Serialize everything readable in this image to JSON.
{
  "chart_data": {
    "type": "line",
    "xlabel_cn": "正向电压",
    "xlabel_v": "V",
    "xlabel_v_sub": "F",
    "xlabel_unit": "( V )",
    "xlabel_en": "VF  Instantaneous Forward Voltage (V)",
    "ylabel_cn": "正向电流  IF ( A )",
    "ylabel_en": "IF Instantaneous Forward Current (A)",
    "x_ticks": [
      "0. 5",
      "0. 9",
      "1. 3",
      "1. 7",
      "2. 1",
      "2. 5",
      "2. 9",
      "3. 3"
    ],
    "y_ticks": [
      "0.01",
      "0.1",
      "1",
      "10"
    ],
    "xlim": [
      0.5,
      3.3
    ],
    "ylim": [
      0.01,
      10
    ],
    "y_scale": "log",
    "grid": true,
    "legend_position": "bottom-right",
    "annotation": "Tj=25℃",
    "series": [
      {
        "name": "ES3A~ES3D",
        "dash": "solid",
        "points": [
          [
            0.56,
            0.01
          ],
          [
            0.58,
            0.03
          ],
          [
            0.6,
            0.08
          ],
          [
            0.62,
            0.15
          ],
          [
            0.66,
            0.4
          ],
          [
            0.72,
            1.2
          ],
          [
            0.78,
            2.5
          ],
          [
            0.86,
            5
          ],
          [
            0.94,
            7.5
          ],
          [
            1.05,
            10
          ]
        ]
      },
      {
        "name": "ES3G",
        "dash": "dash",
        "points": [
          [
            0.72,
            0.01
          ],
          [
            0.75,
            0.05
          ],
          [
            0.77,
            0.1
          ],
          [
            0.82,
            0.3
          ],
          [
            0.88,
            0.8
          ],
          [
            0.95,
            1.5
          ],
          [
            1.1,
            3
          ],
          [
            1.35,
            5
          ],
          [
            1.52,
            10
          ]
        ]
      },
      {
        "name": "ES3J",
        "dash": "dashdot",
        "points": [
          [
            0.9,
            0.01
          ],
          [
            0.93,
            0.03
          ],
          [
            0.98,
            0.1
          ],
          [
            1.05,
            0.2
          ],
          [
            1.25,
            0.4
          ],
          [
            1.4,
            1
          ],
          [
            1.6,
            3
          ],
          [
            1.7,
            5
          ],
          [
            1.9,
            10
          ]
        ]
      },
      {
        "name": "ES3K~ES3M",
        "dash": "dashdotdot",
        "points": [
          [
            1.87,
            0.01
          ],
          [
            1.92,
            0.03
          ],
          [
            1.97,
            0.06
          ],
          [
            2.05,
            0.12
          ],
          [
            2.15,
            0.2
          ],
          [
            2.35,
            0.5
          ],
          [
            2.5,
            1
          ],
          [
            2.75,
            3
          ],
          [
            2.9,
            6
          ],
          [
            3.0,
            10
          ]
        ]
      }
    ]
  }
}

### Set exercise
Without leaving anything out, quote all the data.

### The completed task
Serialize everything readable in this image to JSON.
{
  "chart_data": {
    "type": "line",
    "xlabel_cn": "正向电压",
    "xlabel_v": "V",
    "xlabel_v_sub": "F",
    "xlabel_unit": "( V )",
    "xlabel_en": "VF  Instantaneous Forward Voltage (V)",
    "ylabel_cn": "正向电流  IF ( A )",
    "ylabel_en": "IF Instantaneous Forward Current (A)",
    "x_ticks": [
      "0. 5",
      "0. 9",
      "1. 3",
      "1. 7",
      "2. 1",
      "2. 5",
      "2. 9",
      "3. 3"
    ],
    "y_ticks": [
      "0.01",
      "0.1",
      "1",
      "10"
    ],
    "xlim": [
      0.5,
      3.3
    ],
    "ylim": [
      0.01,
      10
    ],
    "y_scale": "log",
    "grid": true,
    "legend_position": "bottom-right",
    "annotation": "Tj=25℃",
    "series": [
      {
        "name": "ES3A~ES3D",
        "dash": "solid",
        "points": [
          [
            0.56,
            0.01
          ],
          [
            0.58,
            0.03
          ],
          [
            0.6,
            0.08
          ],
          [
            0.62,
            0.15
          ],
          [
            0.66,
            0.4
          ],
          [
            0.72,
            1.2
          ],
          [
            0.78,
            2.5
          ],
          [
            0.86,
            5
          ],
          [
            0.94,
            7.5
          ],
          [
            1.05,
            10
          ]
        ]
      },
      {
        "name": "ES3G",
        "dash": "dash",
        "points": [
          [
            0.72,
            0.01
          ],
          [
            0.75,
            0.05
          ],
          [
            0.77,
            0.1
          ],
          [
            0.82,
            0.3
          ],
          [
            0.88,
            0.8
          ],
          [
            0.95,
            1.5
          ],
          [
            1.1,
            3
          ],
          [
            1.35,
            5
          ],
          [
            1.52,
            10
          ]
        ]
      },
      {
        "name": "ES3J",
        "dash": "dashdot",
        "points": [
          [
            0.9,
            0.01
          ],
          [
            0.93,
            0.03
          ],
          [
            0.98,
            0.1
          ],
          [
            1.05,
            0.2
          ],
          [
            1.25,
            0.4
          ],
          [
            1.4,
            1
          ],
          [
            1.6,
            3
          ],
          [
            1.7,
            5
          ],
          [
            1.9,
            10
          ]
        ]
      },
      {
        "name": "ES3K~ES3M",
        "dash": "dashdotdot",
        "points": [
          [
            1.87,
            0.01
          ],
          [
            1.92,
            0.03
          ],
          [
            1.97,
            0.06
          ],
          [
            2.05,
            0.12
          ],
          [
            2.15,
            0.2
          ],
          [
            2.35,
            0.5
          ],
          [
            2.5,
            1
          ],
          [
            2.75,
            3
          ],
          [
            2.9,
            6
          ],
          [
            3.0,
            10
          ]
        ]
      }
    ]
  }
}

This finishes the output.